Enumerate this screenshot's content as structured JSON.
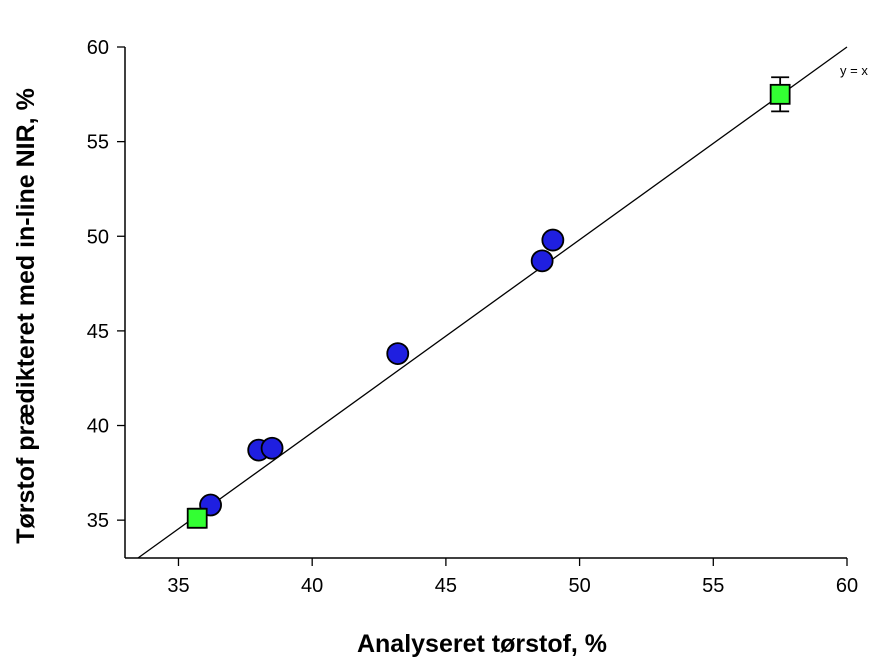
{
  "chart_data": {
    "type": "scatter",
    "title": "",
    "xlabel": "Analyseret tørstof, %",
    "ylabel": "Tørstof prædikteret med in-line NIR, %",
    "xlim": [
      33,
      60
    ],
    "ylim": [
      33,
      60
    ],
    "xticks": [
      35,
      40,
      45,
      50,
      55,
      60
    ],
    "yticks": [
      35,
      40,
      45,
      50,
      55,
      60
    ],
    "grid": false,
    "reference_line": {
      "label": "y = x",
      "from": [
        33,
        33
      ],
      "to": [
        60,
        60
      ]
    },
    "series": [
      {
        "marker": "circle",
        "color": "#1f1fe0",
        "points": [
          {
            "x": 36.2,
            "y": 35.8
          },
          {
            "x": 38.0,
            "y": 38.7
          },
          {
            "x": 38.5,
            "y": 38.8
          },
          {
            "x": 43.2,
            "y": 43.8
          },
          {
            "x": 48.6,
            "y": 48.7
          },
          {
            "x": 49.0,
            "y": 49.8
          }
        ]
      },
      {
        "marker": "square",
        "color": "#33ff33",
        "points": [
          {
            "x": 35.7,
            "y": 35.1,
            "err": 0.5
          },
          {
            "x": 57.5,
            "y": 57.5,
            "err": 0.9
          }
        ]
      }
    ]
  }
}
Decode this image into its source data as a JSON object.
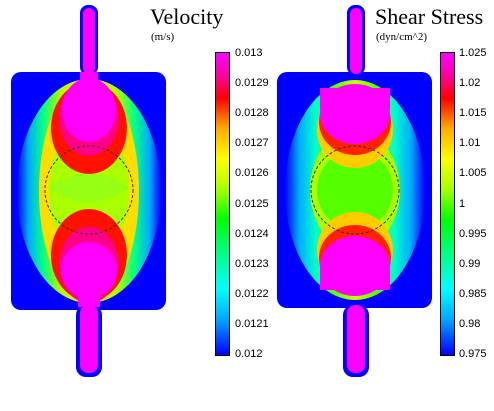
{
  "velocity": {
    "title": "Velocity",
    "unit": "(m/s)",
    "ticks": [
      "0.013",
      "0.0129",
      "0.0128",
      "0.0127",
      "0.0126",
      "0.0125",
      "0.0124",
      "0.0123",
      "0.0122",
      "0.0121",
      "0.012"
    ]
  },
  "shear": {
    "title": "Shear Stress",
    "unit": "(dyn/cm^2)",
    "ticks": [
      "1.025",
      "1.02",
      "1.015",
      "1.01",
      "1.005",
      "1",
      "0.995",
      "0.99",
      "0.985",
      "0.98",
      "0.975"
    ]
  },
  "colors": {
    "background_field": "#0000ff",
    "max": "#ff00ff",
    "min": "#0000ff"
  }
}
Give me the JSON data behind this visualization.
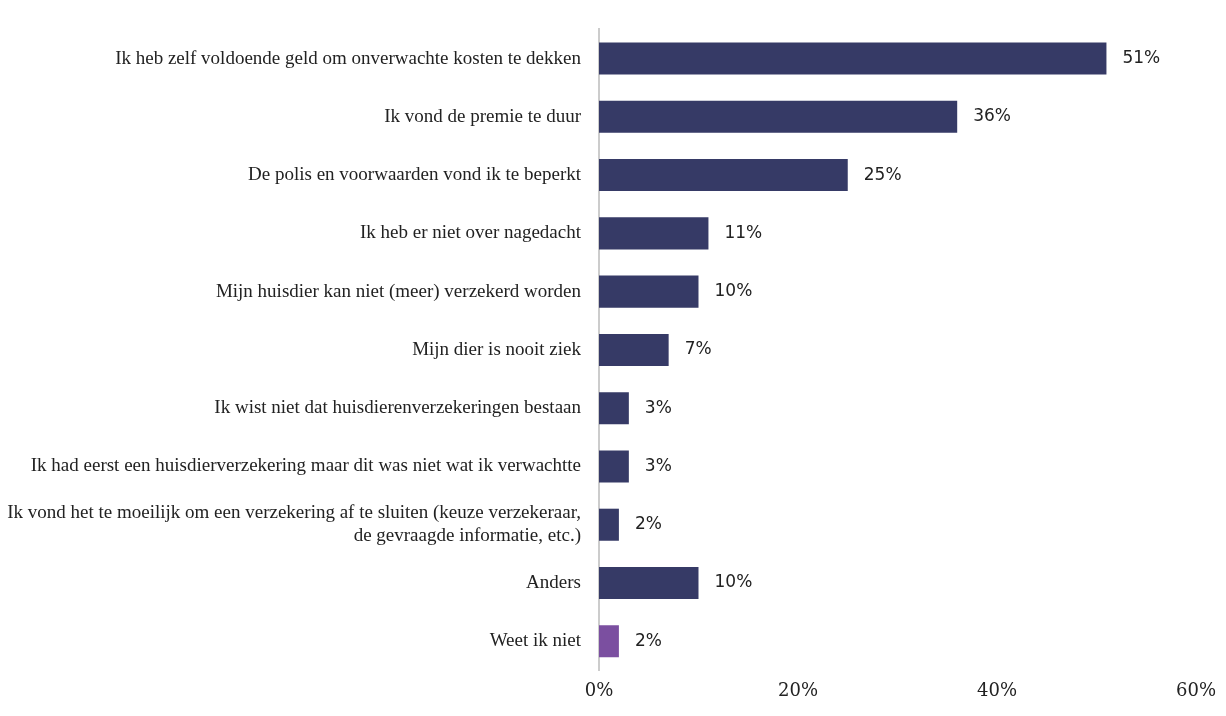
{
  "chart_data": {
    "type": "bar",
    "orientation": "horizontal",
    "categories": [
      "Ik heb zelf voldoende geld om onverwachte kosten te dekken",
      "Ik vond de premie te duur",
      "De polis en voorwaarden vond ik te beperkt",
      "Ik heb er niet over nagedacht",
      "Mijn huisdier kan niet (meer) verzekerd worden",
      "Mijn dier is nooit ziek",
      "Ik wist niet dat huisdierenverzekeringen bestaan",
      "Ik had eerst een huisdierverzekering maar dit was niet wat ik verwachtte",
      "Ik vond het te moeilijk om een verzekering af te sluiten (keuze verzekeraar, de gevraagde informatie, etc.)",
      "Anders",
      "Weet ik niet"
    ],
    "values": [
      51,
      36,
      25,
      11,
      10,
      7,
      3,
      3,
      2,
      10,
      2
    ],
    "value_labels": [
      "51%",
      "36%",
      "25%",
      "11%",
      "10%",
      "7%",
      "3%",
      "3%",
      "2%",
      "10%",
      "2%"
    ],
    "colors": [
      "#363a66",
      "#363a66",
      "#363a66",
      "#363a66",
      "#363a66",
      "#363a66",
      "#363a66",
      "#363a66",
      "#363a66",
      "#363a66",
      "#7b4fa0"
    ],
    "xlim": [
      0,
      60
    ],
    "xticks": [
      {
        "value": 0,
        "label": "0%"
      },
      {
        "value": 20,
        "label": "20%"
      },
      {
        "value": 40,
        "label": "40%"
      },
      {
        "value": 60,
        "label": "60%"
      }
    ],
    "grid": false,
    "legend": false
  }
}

=== SET TASK ===
Every entry above is to be set down exactly; the pictures are to be left out.

=== EXPECTED ANSWER ===
Enumerate this screenshot's content as structured JSON.
{
  "chart_data": {
    "type": "scatter",
    "title": "",
    "xlabel": "Analyseret tørstof, %",
    "ylabel": "Tørstof prædikteret med in-line NIR, %",
    "xlim": [
      33,
      60
    ],
    "ylim": [
      33,
      60
    ],
    "xticks": [
      35,
      40,
      45,
      50,
      55,
      60
    ],
    "yticks": [
      35,
      40,
      45,
      50,
      55,
      60
    ],
    "grid": false,
    "reference_line": {
      "label": "y = x",
      "from": [
        33,
        33
      ],
      "to": [
        60,
        60
      ]
    },
    "series": [
      {
        "marker": "circle",
        "color": "#1f1fe0",
        "points": [
          {
            "x": 36.2,
            "y": 35.8
          },
          {
            "x": 38.0,
            "y": 38.7
          },
          {
            "x": 38.5,
            "y": 38.8
          },
          {
            "x": 43.2,
            "y": 43.8
          },
          {
            "x": 48.6,
            "y": 48.7
          },
          {
            "x": 49.0,
            "y": 49.8
          }
        ]
      },
      {
        "marker": "square",
        "color": "#33ff33",
        "points": [
          {
            "x": 35.7,
            "y": 35.1,
            "err": 0.5
          },
          {
            "x": 57.5,
            "y": 57.5,
            "err": 0.9
          }
        ]
      }
    ]
  }
}
Decode this image into its source data as a JSON object.
{
  "velocity": {
    "title": "Velocity",
    "unit": "(m/s)",
    "ticks": [
      "0.013",
      "0.0129",
      "0.0128",
      "0.0127",
      "0.0126",
      "0.0125",
      "0.0124",
      "0.0123",
      "0.0122",
      "0.0121",
      "0.012"
    ]
  },
  "shear": {
    "title": "Shear Stress",
    "unit": "(dyn/cm^2)",
    "ticks": [
      "1.025",
      "1.02",
      "1.015",
      "1.01",
      "1.005",
      "1",
      "0.995",
      "0.99",
      "0.985",
      "0.98",
      "0.975"
    ]
  },
  "colors": {
    "background_field": "#0000ff",
    "max": "#ff00ff",
    "min": "#0000ff"
  }
}
Give me the JSON data behind this visualization.
{
  "chart_data": {
    "type": "bar",
    "orientation": "horizontal",
    "categories": [
      "Ik heb zelf voldoende geld om onverwachte kosten te dekken",
      "Ik vond de premie te duur",
      "De polis en voorwaarden vond ik te beperkt",
      "Ik heb er niet over nagedacht",
      "Mijn huisdier kan niet (meer) verzekerd worden",
      "Mijn dier is nooit ziek",
      "Ik wist niet dat huisdierenverzekeringen bestaan",
      "Ik had eerst een huisdierverzekering maar dit was niet wat ik verwachtte",
      "Ik vond het te moeilijk om een verzekering af te sluiten (keuze verzekeraar, de gevraagde informatie, etc.)",
      "Anders",
      "Weet ik niet"
    ],
    "values": [
      51,
      36,
      25,
      11,
      10,
      7,
      3,
      3,
      2,
      10,
      2
    ],
    "value_labels": [
      "51%",
      "36%",
      "25%",
      "11%",
      "10%",
      "7%",
      "3%",
      "3%",
      "2%",
      "10%",
      "2%"
    ],
    "colors": [
      "#363a66",
      "#363a66",
      "#363a66",
      "#363a66",
      "#363a66",
      "#363a66",
      "#363a66",
      "#363a66",
      "#363a66",
      "#363a66",
      "#7b4fa0"
    ],
    "xlim": [
      0,
      60
    ],
    "xticks": [
      {
        "value": 0,
        "label": "0%"
      },
      {
        "value": 20,
        "label": "20%"
      },
      {
        "value": 40,
        "label": "40%"
      },
      {
        "value": 60,
        "label": "60%"
      }
    ],
    "grid": false,
    "legend": false
  }
}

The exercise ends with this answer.